Print every entry word for word, but omit the pictures.

:: Materials provided

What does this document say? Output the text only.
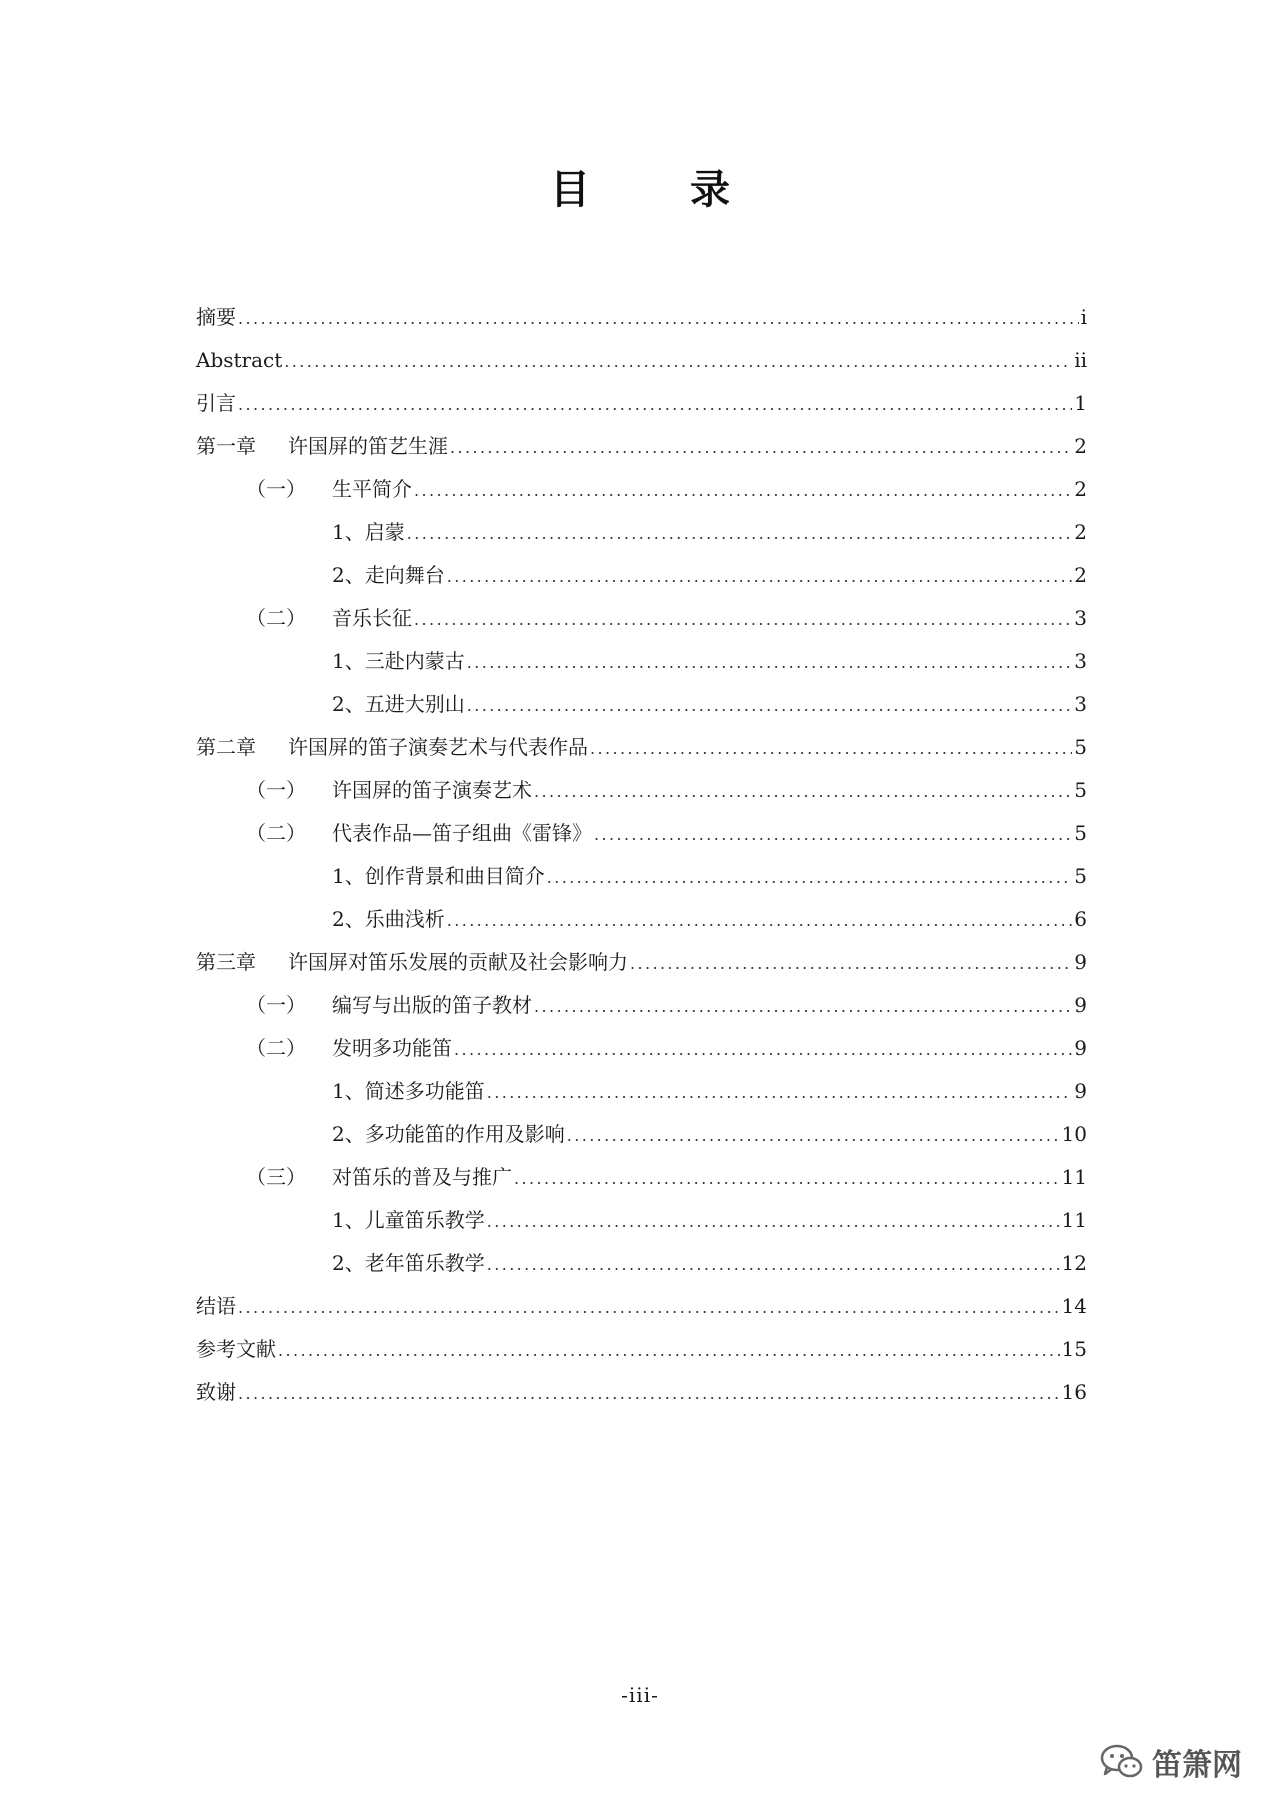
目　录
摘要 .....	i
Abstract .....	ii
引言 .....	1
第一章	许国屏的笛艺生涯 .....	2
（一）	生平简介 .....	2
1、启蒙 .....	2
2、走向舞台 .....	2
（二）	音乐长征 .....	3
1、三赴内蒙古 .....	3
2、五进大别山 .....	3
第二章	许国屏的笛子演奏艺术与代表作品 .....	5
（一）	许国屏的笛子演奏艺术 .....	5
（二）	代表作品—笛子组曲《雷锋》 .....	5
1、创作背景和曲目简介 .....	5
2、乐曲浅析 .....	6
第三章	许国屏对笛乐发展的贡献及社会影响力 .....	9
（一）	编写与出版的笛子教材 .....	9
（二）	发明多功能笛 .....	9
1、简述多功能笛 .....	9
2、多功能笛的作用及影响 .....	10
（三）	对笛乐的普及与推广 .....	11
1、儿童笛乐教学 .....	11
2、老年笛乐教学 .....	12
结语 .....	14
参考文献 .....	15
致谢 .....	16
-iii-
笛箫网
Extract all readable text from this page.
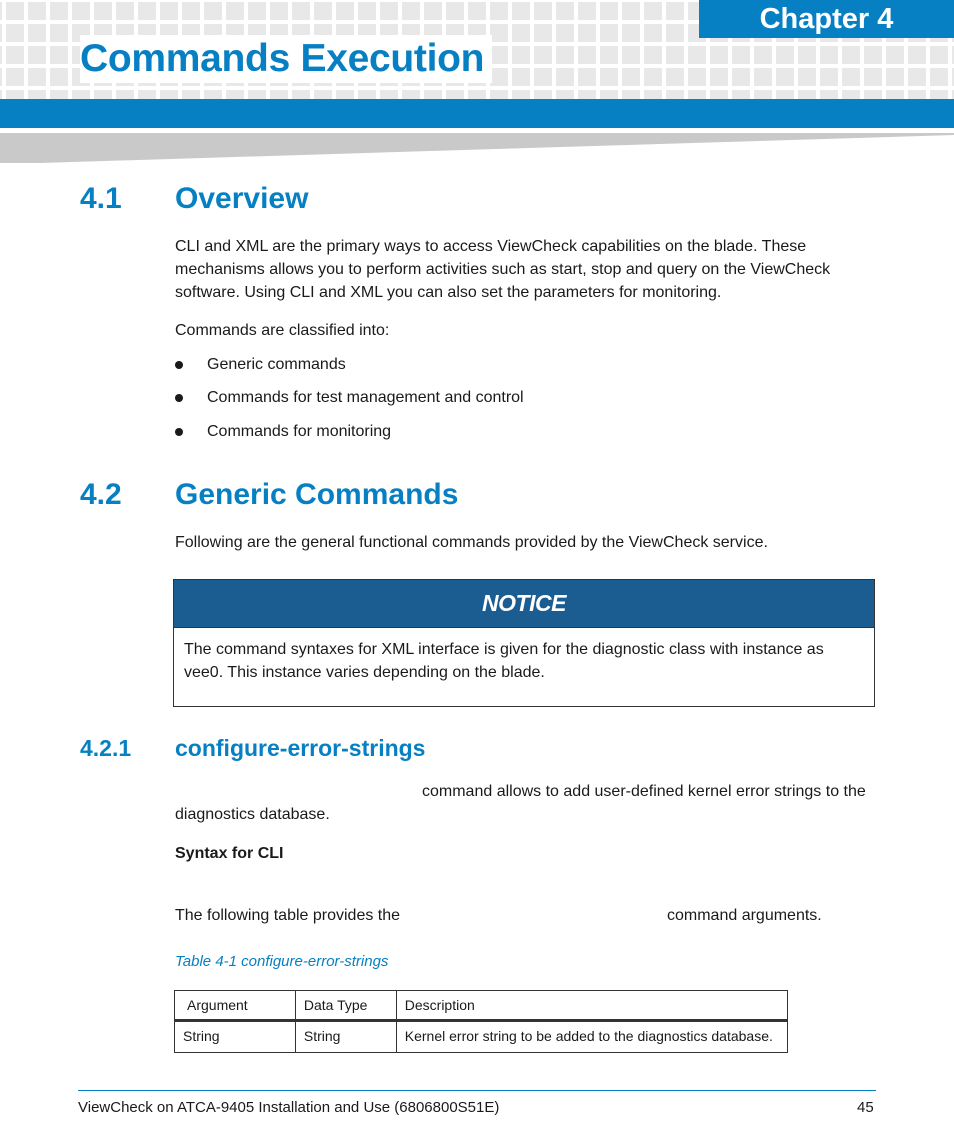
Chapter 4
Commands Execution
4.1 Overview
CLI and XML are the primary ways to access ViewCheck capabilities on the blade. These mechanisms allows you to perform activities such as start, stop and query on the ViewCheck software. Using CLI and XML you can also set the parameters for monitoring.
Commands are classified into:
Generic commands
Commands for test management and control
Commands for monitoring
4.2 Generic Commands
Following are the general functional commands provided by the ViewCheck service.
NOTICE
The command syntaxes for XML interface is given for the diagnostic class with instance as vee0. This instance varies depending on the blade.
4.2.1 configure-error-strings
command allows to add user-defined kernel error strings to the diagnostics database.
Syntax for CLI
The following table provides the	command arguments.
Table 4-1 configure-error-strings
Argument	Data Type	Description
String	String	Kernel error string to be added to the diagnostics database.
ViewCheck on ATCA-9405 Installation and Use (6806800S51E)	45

::::

#### [Exercise answer]
What does this document say? Output the text only.
目　录
摘要 .....	i
Abstract .....	ii
引言 .....	1
第一章	许国屏的笛艺生涯 .....	2
（一）	生平简介 .....	2
1、启蒙 .....	2
2、走向舞台 .....	2
（二）	音乐长征 .....	3
1、三赴内蒙古 .....	3
2、五进大别山 .....	3
第二章	许国屏的笛子演奏艺术与代表作品 .....	5
（一）	许国屏的笛子演奏艺术 .....	5
（二）	代表作品—笛子组曲《雷锋》 .....	5
1、创作背景和曲目简介 .....	5
2、乐曲浅析 .....	6
第三章	许国屏对笛乐发展的贡献及社会影响力 .....	9
（一）	编写与出版的笛子教材 .....	9
（二）	发明多功能笛 .....	9
1、简述多功能笛 .....	9
2、多功能笛的作用及影响 .....	10
（三）	对笛乐的普及与推广 .....	11
1、儿童笛乐教学 .....	11
2、老年笛乐教学 .....	12
结语 .....	14
参考文献 .....	15
致谢 .....	16
-iii-
笛箫网
Extract all readable text from this page.
Chapter 4
Commands Execution
4.1 Overview
CLI and XML are the primary ways to access ViewCheck capabilities on the blade. These mechanisms allows you to perform activities such as start, stop and query on the ViewCheck software. Using CLI and XML you can also set the parameters for monitoring.
Commands are classified into:
Generic commands
Commands for test management and control
Commands for monitoring
4.2 Generic Commands
Following are the general functional commands provided by the ViewCheck service.
NOTICE
The command syntaxes for XML interface is given for the diagnostic class with instance as vee0. This instance varies depending on the blade.
4.2.1 configure-error-strings
command allows to add user-defined kernel error strings to the diagnostics database.
Syntax for CLI
The following table provides the	command arguments.
Table 4-1 configure-error-strings
Argument	Data Type	Description
String	String	Kernel error string to be added to the diagnostics database.
ViewCheck on ATCA-9405 Installation and Use (6806800S51E)	45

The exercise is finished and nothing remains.